### SHORT EXERCISE:
Search the records for the word "screenshot" and report each line that has it.

┌──

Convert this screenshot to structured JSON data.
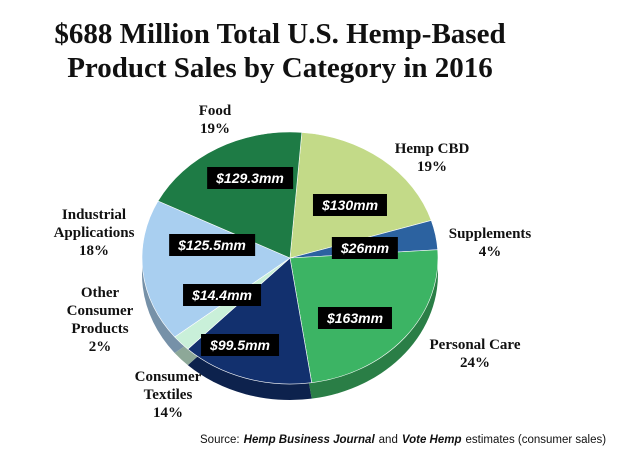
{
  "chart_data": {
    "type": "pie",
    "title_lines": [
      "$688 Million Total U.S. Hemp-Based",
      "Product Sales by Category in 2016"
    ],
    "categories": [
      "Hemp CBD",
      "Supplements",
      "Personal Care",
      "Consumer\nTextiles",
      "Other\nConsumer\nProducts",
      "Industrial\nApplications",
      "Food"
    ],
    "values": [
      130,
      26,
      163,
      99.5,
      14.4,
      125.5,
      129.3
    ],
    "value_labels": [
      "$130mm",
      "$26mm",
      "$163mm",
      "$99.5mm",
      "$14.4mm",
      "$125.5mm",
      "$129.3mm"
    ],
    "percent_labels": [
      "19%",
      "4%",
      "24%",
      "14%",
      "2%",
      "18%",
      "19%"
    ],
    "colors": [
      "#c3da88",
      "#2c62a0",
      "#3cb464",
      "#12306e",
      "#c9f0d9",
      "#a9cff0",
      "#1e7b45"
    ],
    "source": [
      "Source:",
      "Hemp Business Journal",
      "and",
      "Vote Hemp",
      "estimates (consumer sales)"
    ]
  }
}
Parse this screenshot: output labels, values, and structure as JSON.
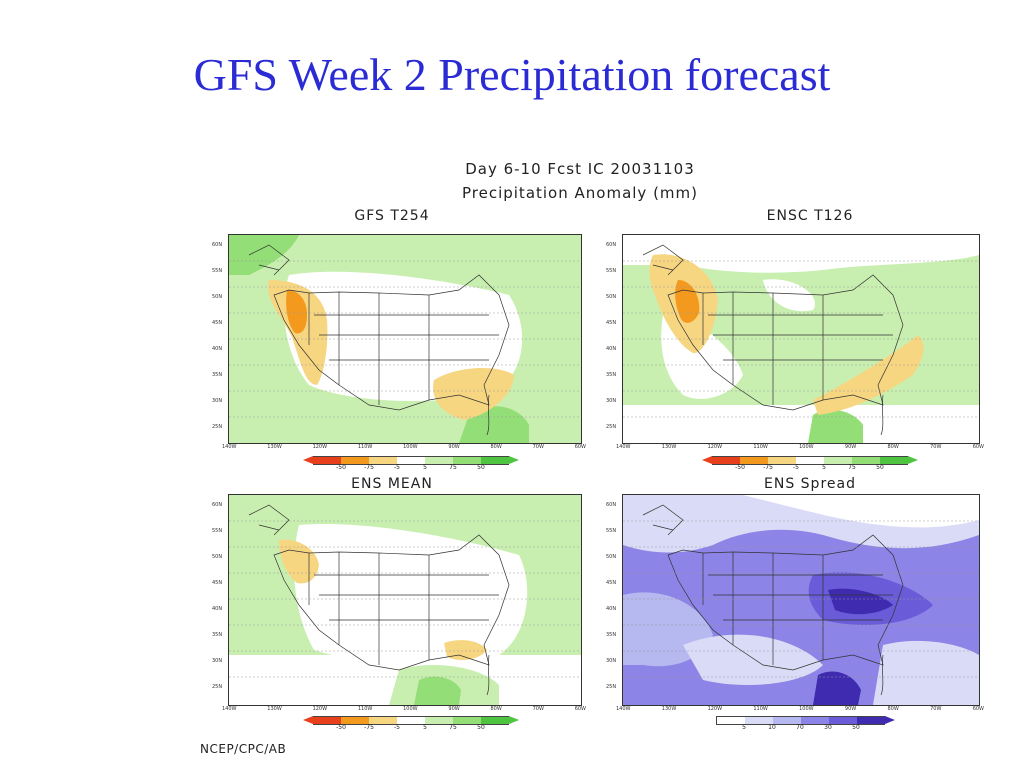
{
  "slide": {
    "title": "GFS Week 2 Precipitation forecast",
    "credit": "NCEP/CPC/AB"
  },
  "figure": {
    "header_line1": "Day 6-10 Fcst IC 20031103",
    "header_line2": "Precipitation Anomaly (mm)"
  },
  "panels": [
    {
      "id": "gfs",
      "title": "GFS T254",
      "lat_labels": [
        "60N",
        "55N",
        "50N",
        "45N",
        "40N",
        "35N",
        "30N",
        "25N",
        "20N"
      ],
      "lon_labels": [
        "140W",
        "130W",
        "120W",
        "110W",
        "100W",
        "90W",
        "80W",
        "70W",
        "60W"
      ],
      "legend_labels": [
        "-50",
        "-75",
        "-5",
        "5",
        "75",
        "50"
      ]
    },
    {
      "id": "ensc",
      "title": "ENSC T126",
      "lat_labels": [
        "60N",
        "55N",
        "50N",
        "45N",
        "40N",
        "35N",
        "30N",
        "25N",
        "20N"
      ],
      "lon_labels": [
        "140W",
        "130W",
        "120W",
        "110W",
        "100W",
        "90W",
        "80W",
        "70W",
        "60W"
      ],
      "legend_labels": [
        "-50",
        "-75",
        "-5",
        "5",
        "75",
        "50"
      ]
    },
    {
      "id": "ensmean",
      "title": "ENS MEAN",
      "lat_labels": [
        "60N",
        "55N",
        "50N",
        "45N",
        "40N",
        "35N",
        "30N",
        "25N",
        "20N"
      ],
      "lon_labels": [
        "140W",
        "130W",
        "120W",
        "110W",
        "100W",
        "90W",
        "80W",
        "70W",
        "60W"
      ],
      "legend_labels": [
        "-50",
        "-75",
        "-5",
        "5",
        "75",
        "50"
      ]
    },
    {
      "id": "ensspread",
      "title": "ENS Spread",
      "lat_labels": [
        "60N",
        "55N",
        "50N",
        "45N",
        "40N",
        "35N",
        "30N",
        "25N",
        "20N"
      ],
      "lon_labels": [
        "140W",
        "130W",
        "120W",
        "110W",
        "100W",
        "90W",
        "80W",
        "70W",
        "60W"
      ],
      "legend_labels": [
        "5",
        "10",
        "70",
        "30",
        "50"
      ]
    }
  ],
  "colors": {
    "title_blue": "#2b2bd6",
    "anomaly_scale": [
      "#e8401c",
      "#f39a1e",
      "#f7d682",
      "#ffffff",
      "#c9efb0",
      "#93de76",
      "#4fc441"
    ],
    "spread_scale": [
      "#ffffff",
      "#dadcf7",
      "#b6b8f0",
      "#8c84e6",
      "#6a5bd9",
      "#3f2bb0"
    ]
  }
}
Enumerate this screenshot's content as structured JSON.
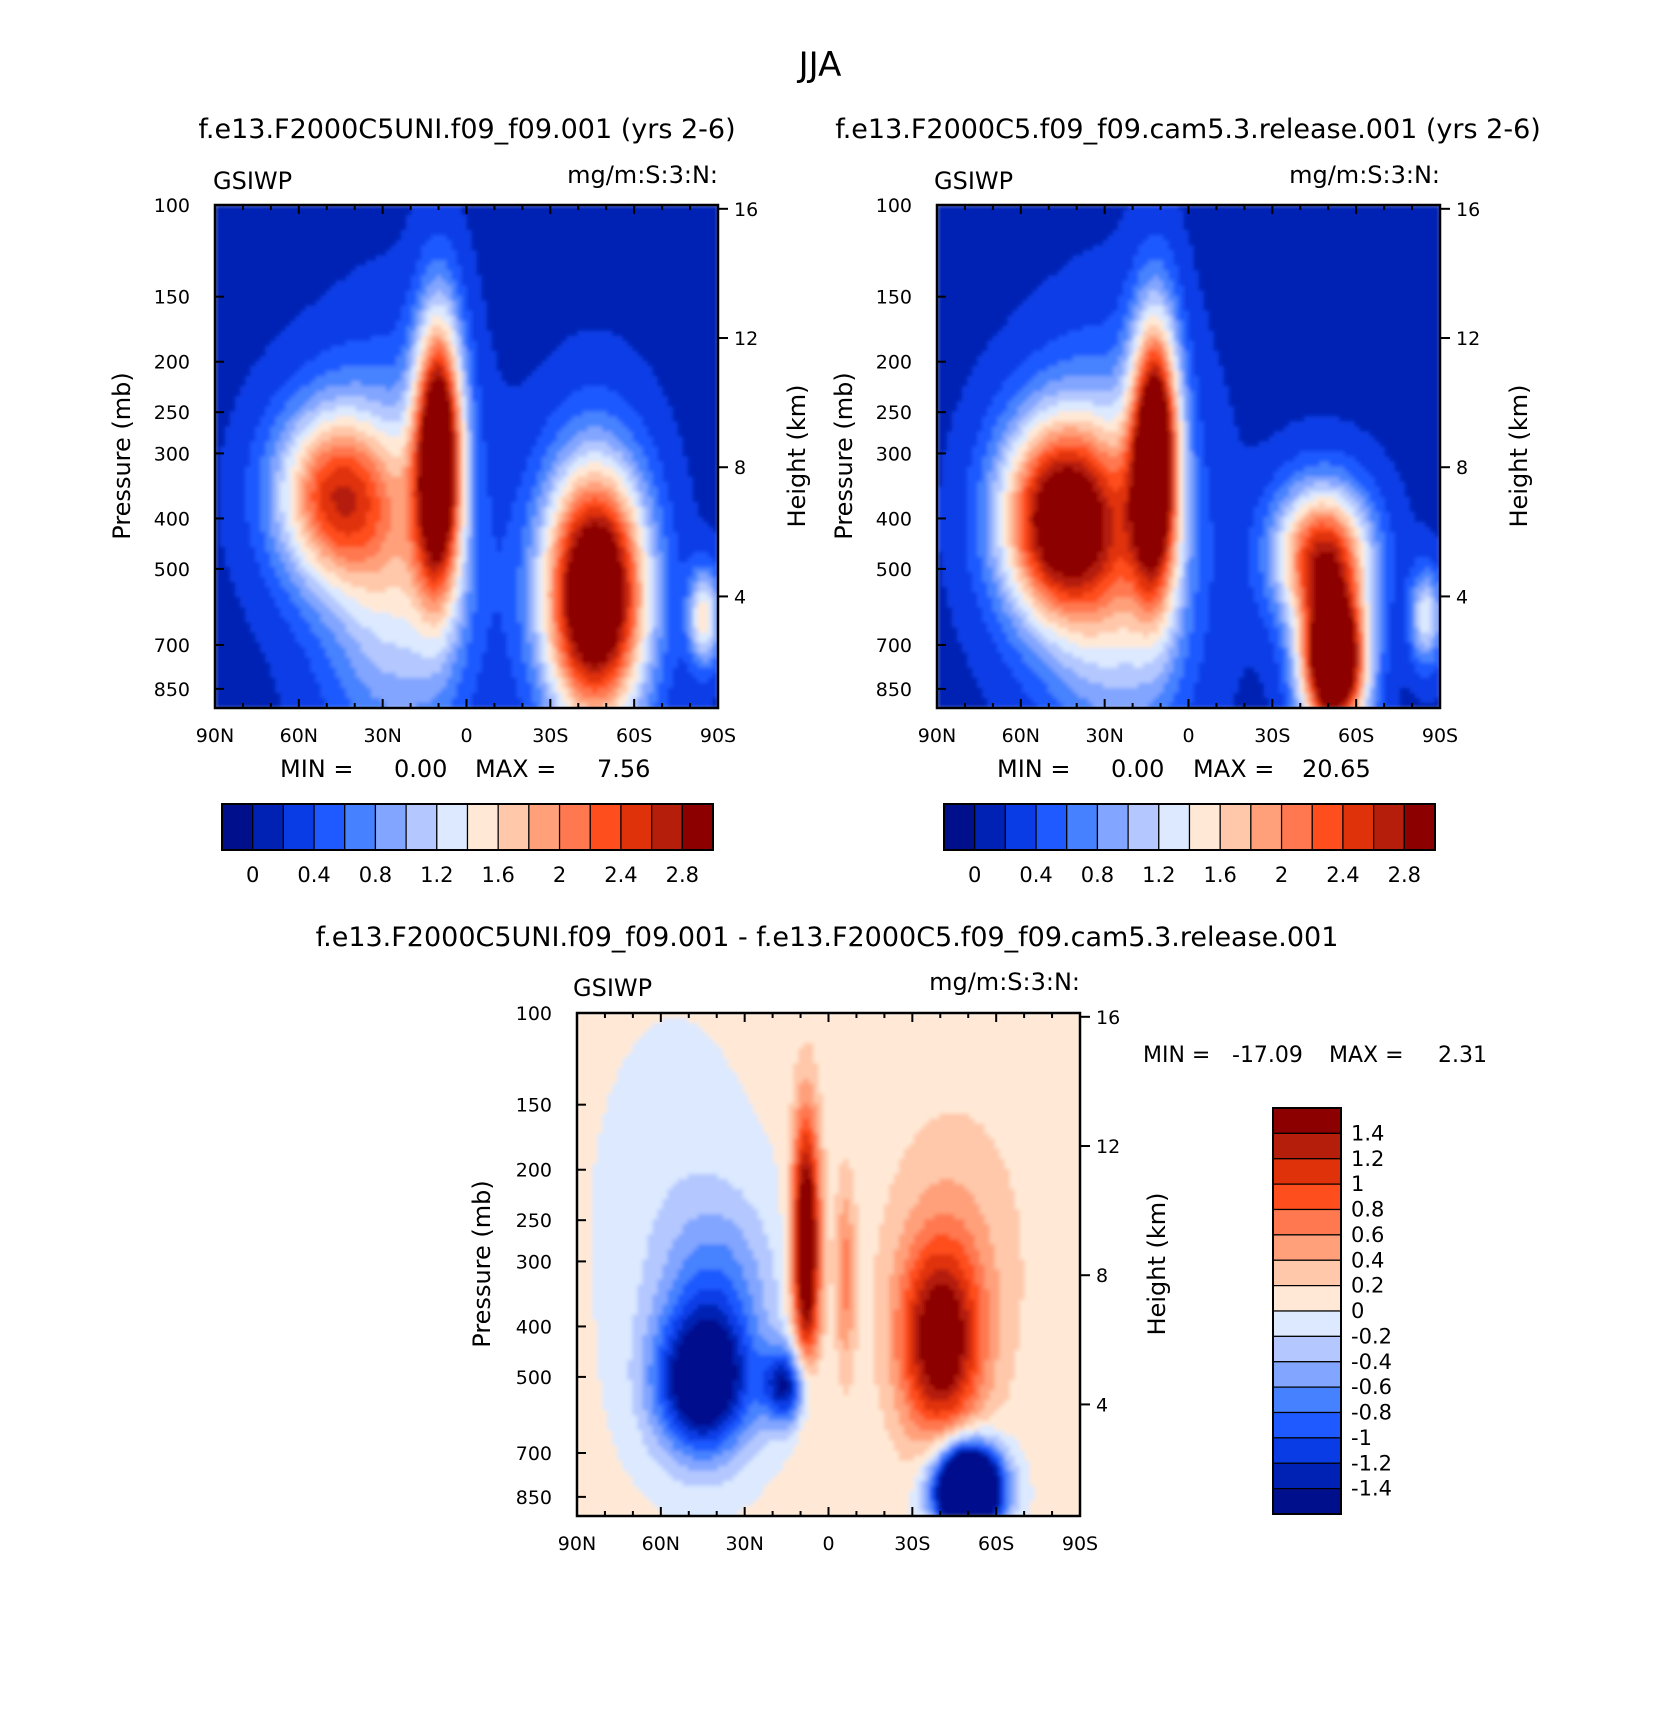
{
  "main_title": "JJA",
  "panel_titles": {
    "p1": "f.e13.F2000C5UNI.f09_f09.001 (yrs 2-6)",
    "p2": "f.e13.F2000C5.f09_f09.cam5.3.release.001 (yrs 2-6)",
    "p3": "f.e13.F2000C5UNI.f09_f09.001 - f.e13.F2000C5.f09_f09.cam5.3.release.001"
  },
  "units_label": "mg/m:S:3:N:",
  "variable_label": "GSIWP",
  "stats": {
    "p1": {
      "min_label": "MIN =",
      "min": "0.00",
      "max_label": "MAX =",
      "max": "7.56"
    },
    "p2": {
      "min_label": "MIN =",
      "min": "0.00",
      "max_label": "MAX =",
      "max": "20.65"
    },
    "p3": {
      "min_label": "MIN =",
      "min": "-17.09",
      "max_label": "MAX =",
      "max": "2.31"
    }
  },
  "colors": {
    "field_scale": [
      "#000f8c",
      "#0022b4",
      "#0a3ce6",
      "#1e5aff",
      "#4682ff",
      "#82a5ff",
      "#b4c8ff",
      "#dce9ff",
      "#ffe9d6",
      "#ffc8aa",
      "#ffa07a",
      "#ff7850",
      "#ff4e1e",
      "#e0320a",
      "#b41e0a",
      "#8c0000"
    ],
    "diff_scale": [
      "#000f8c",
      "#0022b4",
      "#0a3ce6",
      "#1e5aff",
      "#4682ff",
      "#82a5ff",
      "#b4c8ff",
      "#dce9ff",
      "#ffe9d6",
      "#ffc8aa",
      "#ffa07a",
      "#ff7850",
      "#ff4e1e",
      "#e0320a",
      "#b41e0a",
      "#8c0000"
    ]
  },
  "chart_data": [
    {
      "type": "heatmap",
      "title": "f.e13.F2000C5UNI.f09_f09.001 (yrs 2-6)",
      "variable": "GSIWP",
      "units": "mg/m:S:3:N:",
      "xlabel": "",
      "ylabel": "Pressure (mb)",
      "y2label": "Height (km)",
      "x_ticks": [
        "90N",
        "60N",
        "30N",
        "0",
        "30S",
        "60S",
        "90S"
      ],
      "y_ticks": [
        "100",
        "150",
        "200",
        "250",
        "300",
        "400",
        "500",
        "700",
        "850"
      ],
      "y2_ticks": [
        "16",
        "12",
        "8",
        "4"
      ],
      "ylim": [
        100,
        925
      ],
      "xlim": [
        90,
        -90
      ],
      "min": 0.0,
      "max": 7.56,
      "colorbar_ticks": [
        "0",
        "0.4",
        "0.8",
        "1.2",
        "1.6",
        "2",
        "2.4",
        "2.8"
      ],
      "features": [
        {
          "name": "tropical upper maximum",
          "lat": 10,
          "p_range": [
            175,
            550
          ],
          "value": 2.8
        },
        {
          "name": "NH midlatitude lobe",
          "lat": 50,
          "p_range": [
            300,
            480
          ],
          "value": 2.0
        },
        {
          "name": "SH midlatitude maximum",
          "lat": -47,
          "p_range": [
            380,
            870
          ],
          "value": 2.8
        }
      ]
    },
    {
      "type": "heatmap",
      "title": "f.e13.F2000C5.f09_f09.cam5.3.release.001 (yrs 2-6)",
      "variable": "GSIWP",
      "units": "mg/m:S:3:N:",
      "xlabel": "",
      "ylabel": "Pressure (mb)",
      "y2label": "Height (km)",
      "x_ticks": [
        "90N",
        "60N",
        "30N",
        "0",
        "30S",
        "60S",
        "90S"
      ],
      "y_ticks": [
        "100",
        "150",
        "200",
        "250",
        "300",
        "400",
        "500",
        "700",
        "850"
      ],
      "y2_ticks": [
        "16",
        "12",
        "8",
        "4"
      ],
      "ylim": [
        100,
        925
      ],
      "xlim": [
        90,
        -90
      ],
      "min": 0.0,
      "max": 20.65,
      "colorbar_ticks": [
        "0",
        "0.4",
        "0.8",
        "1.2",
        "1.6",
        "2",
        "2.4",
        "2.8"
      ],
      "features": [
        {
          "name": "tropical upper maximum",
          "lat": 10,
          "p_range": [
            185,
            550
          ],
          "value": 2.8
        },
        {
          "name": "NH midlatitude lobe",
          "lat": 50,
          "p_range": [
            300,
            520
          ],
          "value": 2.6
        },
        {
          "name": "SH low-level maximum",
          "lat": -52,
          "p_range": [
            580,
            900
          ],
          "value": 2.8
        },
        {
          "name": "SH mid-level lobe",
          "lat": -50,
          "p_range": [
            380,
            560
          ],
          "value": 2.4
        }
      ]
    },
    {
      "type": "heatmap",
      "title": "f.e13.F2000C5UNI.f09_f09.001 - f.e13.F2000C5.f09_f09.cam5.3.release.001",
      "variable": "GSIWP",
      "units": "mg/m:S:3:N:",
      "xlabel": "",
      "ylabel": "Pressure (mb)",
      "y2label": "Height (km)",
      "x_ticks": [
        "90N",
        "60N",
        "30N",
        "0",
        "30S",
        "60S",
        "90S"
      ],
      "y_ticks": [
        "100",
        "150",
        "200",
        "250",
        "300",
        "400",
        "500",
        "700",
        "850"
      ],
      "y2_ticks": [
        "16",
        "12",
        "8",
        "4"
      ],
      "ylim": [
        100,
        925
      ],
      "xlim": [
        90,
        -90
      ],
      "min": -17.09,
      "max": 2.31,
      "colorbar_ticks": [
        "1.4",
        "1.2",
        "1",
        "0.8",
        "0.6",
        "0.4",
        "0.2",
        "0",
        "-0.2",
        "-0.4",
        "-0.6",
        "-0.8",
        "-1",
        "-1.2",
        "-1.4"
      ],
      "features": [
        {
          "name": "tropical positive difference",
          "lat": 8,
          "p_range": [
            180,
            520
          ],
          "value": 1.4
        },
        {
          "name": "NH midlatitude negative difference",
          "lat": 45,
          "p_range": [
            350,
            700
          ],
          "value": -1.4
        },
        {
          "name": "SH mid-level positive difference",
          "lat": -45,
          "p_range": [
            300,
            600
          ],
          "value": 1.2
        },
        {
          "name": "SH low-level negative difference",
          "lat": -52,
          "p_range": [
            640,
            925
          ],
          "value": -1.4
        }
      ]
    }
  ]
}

└──

### TASK SOLUTION:
Convert this screenshot to structured JSON data.
Parse this screenshot: output labels, values, and structure as JSON.
Enumerate this screenshot's content as structured JSON.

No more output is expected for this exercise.